Recorded data:

------------------------------------

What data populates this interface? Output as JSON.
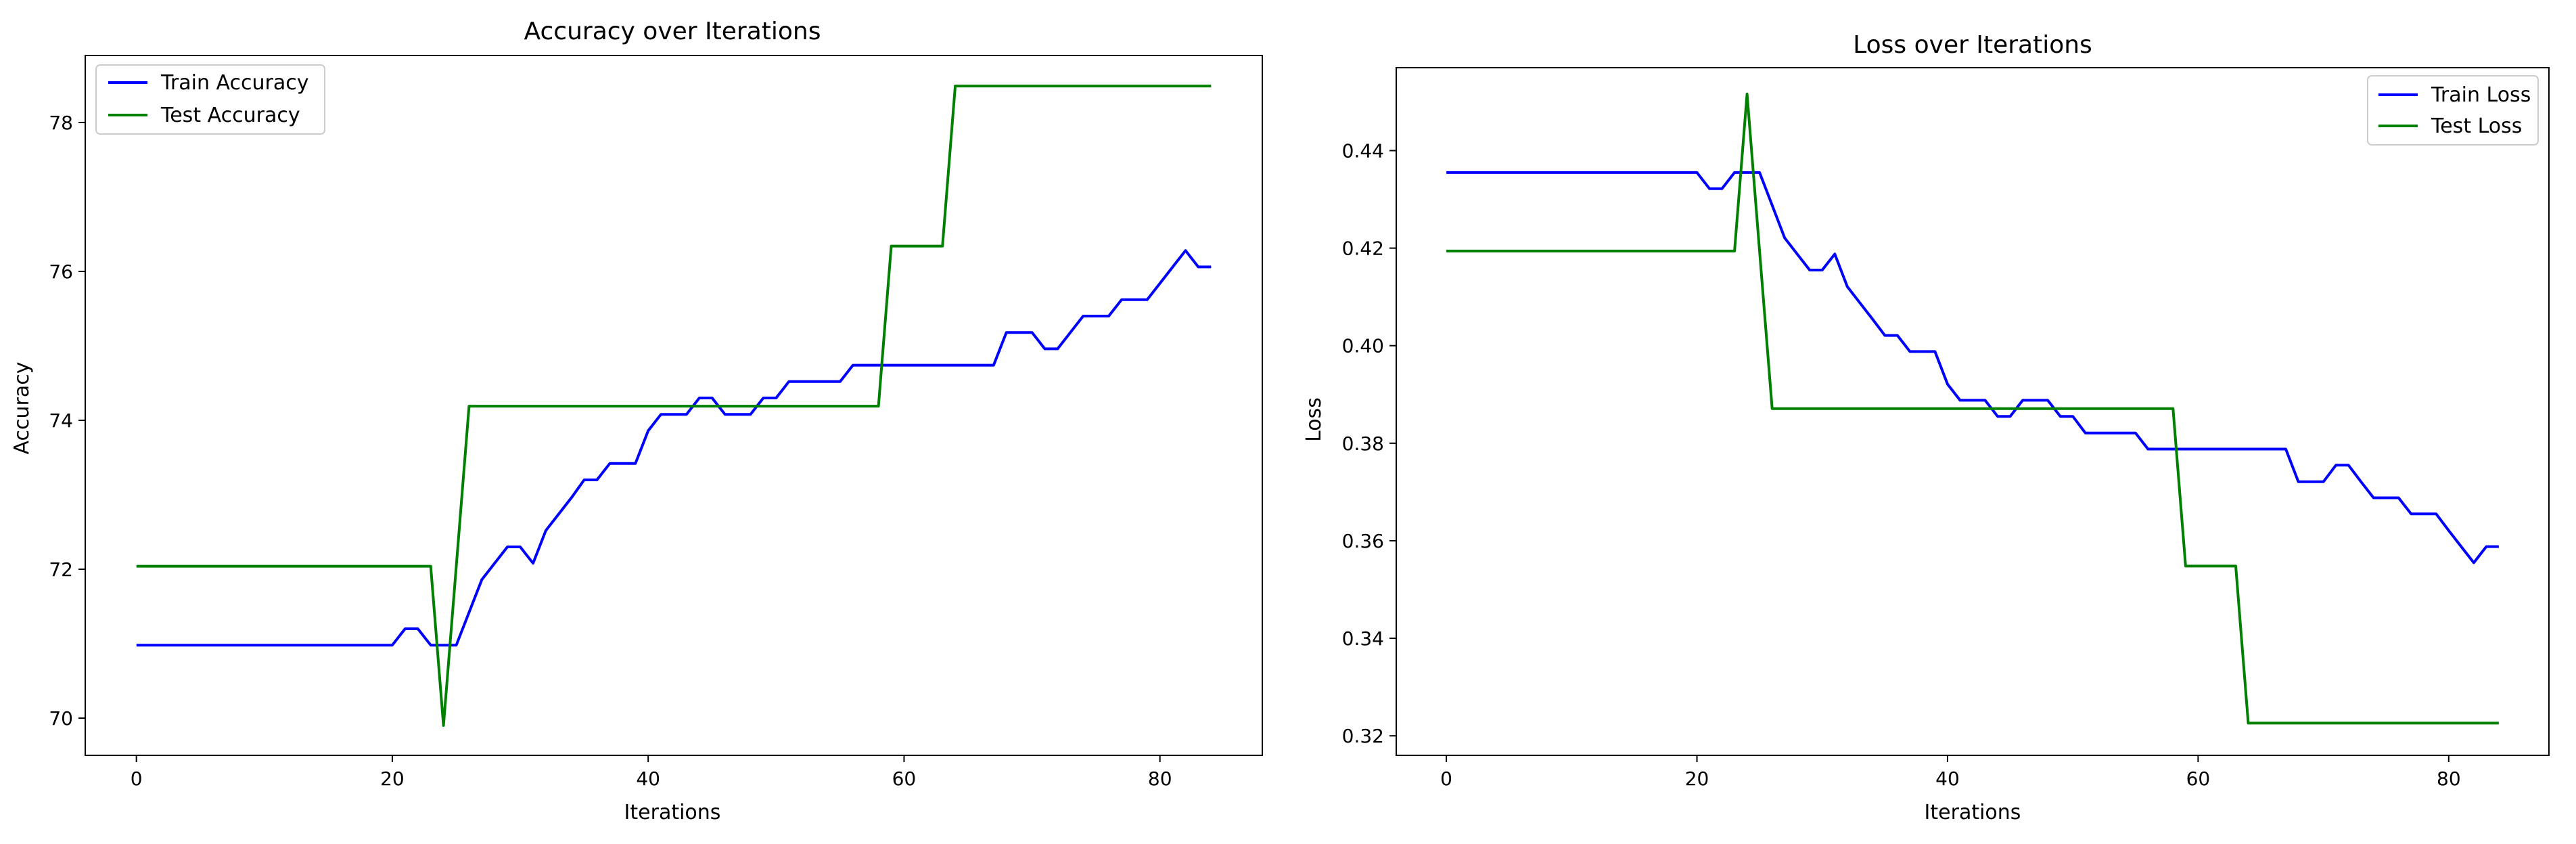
{
  "chart_data": [
    {
      "type": "line",
      "title": "Accuracy over Iterations",
      "xlabel": "Iterations",
      "ylabel": "Accuracy",
      "xlim": [
        -4,
        88
      ],
      "ylim": [
        69.5,
        78.9
      ],
      "xticks": [
        0,
        20,
        40,
        60,
        80
      ],
      "yticks": [
        70,
        72,
        74,
        76,
        78
      ],
      "grid": false,
      "legend_position": "top-left",
      "series": [
        {
          "name": "Train Accuracy",
          "color": "#0000ff",
          "x": [
            0,
            1,
            2,
            3,
            4,
            5,
            6,
            7,
            8,
            9,
            10,
            11,
            12,
            13,
            14,
            15,
            16,
            17,
            18,
            19,
            20,
            21,
            22,
            23,
            24,
            25,
            26,
            27,
            28,
            29,
            30,
            31,
            32,
            33,
            34,
            35,
            36,
            37,
            38,
            39,
            40,
            41,
            42,
            43,
            44,
            45,
            46,
            47,
            48,
            49,
            50,
            51,
            52,
            53,
            54,
            55,
            56,
            57,
            58,
            59,
            60,
            61,
            62,
            63,
            64,
            65,
            66,
            67,
            68,
            69,
            70,
            71,
            72,
            73,
            74,
            75,
            76,
            77,
            78,
            79,
            80,
            81,
            82,
            83,
            84
          ],
          "values": [
            70.98,
            70.98,
            70.98,
            70.98,
            70.98,
            70.98,
            70.98,
            70.98,
            70.98,
            70.98,
            70.98,
            70.98,
            70.98,
            70.98,
            70.98,
            70.98,
            70.98,
            70.98,
            70.98,
            70.98,
            70.98,
            71.2,
            71.2,
            70.98,
            70.98,
            70.98,
            71.42,
            71.86,
            72.08,
            72.3,
            72.3,
            72.08,
            72.52,
            72.74,
            72.96,
            73.2,
            73.2,
            73.42,
            73.42,
            73.42,
            73.86,
            74.08,
            74.08,
            74.08,
            74.3,
            74.3,
            74.08,
            74.08,
            74.08,
            74.3,
            74.3,
            74.52,
            74.52,
            74.52,
            74.52,
            74.52,
            74.74,
            74.74,
            74.74,
            74.74,
            74.74,
            74.74,
            74.74,
            74.74,
            74.74,
            74.74,
            74.74,
            74.74,
            75.18,
            75.18,
            75.18,
            74.96,
            74.96,
            75.18,
            75.4,
            75.4,
            75.4,
            75.62,
            75.62,
            75.62,
            75.84,
            76.06,
            76.28,
            76.06,
            76.06
          ]
        },
        {
          "name": "Test Accuracy",
          "color": "#008000",
          "x": [
            0,
            1,
            2,
            3,
            4,
            5,
            6,
            7,
            8,
            9,
            10,
            11,
            12,
            13,
            14,
            15,
            16,
            17,
            18,
            19,
            20,
            21,
            22,
            23,
            24,
            25,
            26,
            27,
            28,
            29,
            30,
            31,
            32,
            33,
            34,
            35,
            36,
            37,
            38,
            39,
            40,
            41,
            42,
            43,
            44,
            45,
            46,
            47,
            48,
            49,
            50,
            51,
            52,
            53,
            54,
            55,
            56,
            57,
            58,
            59,
            60,
            61,
            62,
            63,
            64,
            65,
            66,
            67,
            68,
            69,
            70,
            71,
            72,
            73,
            74,
            75,
            76,
            77,
            78,
            79,
            80,
            81,
            82,
            83,
            84
          ],
          "values": [
            72.04,
            72.04,
            72.04,
            72.04,
            72.04,
            72.04,
            72.04,
            72.04,
            72.04,
            72.04,
            72.04,
            72.04,
            72.04,
            72.04,
            72.04,
            72.04,
            72.04,
            72.04,
            72.04,
            72.04,
            72.04,
            72.04,
            72.04,
            72.04,
            69.9,
            72.04,
            74.19,
            74.19,
            74.19,
            74.19,
            74.19,
            74.19,
            74.19,
            74.19,
            74.19,
            74.19,
            74.19,
            74.19,
            74.19,
            74.19,
            74.19,
            74.19,
            74.19,
            74.19,
            74.19,
            74.19,
            74.19,
            74.19,
            74.19,
            74.19,
            74.19,
            74.19,
            74.19,
            74.19,
            74.19,
            74.19,
            74.19,
            74.19,
            74.19,
            76.34,
            76.34,
            76.34,
            76.34,
            76.34,
            78.49,
            78.49,
            78.49,
            78.49,
            78.49,
            78.49,
            78.49,
            78.49,
            78.49,
            78.49,
            78.49,
            78.49,
            78.49,
            78.49,
            78.49,
            78.49,
            78.49,
            78.49,
            78.49,
            78.49,
            78.49
          ]
        }
      ]
    },
    {
      "type": "line",
      "title": "Loss over Iterations",
      "xlabel": "Iterations",
      "ylabel": "Loss",
      "xlim": [
        -4,
        88
      ],
      "ylim": [
        0.316,
        0.457
      ],
      "xticks": [
        0,
        20,
        40,
        60,
        80
      ],
      "yticks": [
        0.32,
        0.34,
        0.36,
        0.38,
        0.4,
        0.42,
        0.44
      ],
      "ytick_labels": [
        "0.32",
        "0.34",
        "0.36",
        "0.38",
        "0.40",
        "0.42",
        "0.44"
      ],
      "grid": false,
      "legend_position": "top-right",
      "series": [
        {
          "name": "Train Loss",
          "color": "#0000ff",
          "x": [
            0,
            1,
            2,
            3,
            4,
            5,
            6,
            7,
            8,
            9,
            10,
            11,
            12,
            13,
            14,
            15,
            16,
            17,
            18,
            19,
            20,
            21,
            22,
            23,
            24,
            25,
            26,
            27,
            28,
            29,
            30,
            31,
            32,
            33,
            34,
            35,
            36,
            37,
            38,
            39,
            40,
            41,
            42,
            43,
            44,
            45,
            46,
            47,
            48,
            49,
            50,
            51,
            52,
            53,
            54,
            55,
            56,
            57,
            58,
            59,
            60,
            61,
            62,
            63,
            64,
            65,
            66,
            67,
            68,
            69,
            70,
            71,
            72,
            73,
            74,
            75,
            76,
            77,
            78,
            79,
            80,
            81,
            82,
            83,
            84
          ],
          "values": [
            0.4355,
            0.4355,
            0.4355,
            0.4355,
            0.4355,
            0.4355,
            0.4355,
            0.4355,
            0.4355,
            0.4355,
            0.4355,
            0.4355,
            0.4355,
            0.4355,
            0.4355,
            0.4355,
            0.4355,
            0.4355,
            0.4355,
            0.4355,
            0.4355,
            0.4322,
            0.4322,
            0.4355,
            0.4355,
            0.4355,
            0.4288,
            0.4221,
            0.4188,
            0.4155,
            0.4155,
            0.4188,
            0.4121,
            0.4088,
            0.4055,
            0.4021,
            0.4021,
            0.3988,
            0.3988,
            0.3988,
            0.3921,
            0.3888,
            0.3888,
            0.3888,
            0.3855,
            0.3855,
            0.3888,
            0.3888,
            0.3888,
            0.3855,
            0.3855,
            0.3821,
            0.3821,
            0.3821,
            0.3821,
            0.3821,
            0.3788,
            0.3788,
            0.3788,
            0.3788,
            0.3788,
            0.3788,
            0.3788,
            0.3788,
            0.3788,
            0.3788,
            0.3788,
            0.3788,
            0.3721,
            0.3721,
            0.3721,
            0.3755,
            0.3755,
            0.3721,
            0.3688,
            0.3688,
            0.3688,
            0.3655,
            0.3655,
            0.3655,
            0.3621,
            0.3588,
            0.3555,
            0.3588,
            0.3588
          ]
        },
        {
          "name": "Test Loss",
          "color": "#008000",
          "x": [
            0,
            1,
            2,
            3,
            4,
            5,
            6,
            7,
            8,
            9,
            10,
            11,
            12,
            13,
            14,
            15,
            16,
            17,
            18,
            19,
            20,
            21,
            22,
            23,
            24,
            25,
            26,
            27,
            28,
            29,
            30,
            31,
            32,
            33,
            34,
            35,
            36,
            37,
            38,
            39,
            40,
            41,
            42,
            43,
            44,
            45,
            46,
            47,
            48,
            49,
            50,
            51,
            52,
            53,
            54,
            55,
            56,
            57,
            58,
            59,
            60,
            61,
            62,
            63,
            64,
            65,
            66,
            67,
            68,
            69,
            70,
            71,
            72,
            73,
            74,
            75,
            76,
            77,
            78,
            79,
            80,
            81,
            82,
            83,
            84
          ],
          "values": [
            0.4194,
            0.4194,
            0.4194,
            0.4194,
            0.4194,
            0.4194,
            0.4194,
            0.4194,
            0.4194,
            0.4194,
            0.4194,
            0.4194,
            0.4194,
            0.4194,
            0.4194,
            0.4194,
            0.4194,
            0.4194,
            0.4194,
            0.4194,
            0.4194,
            0.4194,
            0.4194,
            0.4194,
            0.4516,
            0.4194,
            0.3871,
            0.3871,
            0.3871,
            0.3871,
            0.3871,
            0.3871,
            0.3871,
            0.3871,
            0.3871,
            0.3871,
            0.3871,
            0.3871,
            0.3871,
            0.3871,
            0.3871,
            0.3871,
            0.3871,
            0.3871,
            0.3871,
            0.3871,
            0.3871,
            0.3871,
            0.3871,
            0.3871,
            0.3871,
            0.3871,
            0.3871,
            0.3871,
            0.3871,
            0.3871,
            0.3871,
            0.3871,
            0.3871,
            0.3548,
            0.3548,
            0.3548,
            0.3548,
            0.3548,
            0.3226,
            0.3226,
            0.3226,
            0.3226,
            0.3226,
            0.3226,
            0.3226,
            0.3226,
            0.3226,
            0.3226,
            0.3226,
            0.3226,
            0.3226,
            0.3226,
            0.3226,
            0.3226,
            0.3226,
            0.3226,
            0.3226,
            0.3226,
            0.3226
          ]
        }
      ]
    }
  ]
}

------------------------------------

— Task objective —
Identify all lines in the records above with the word "over".

— Task output —
      "title": "Accuracy over Iterations",
      "title": "Loss over Iterations",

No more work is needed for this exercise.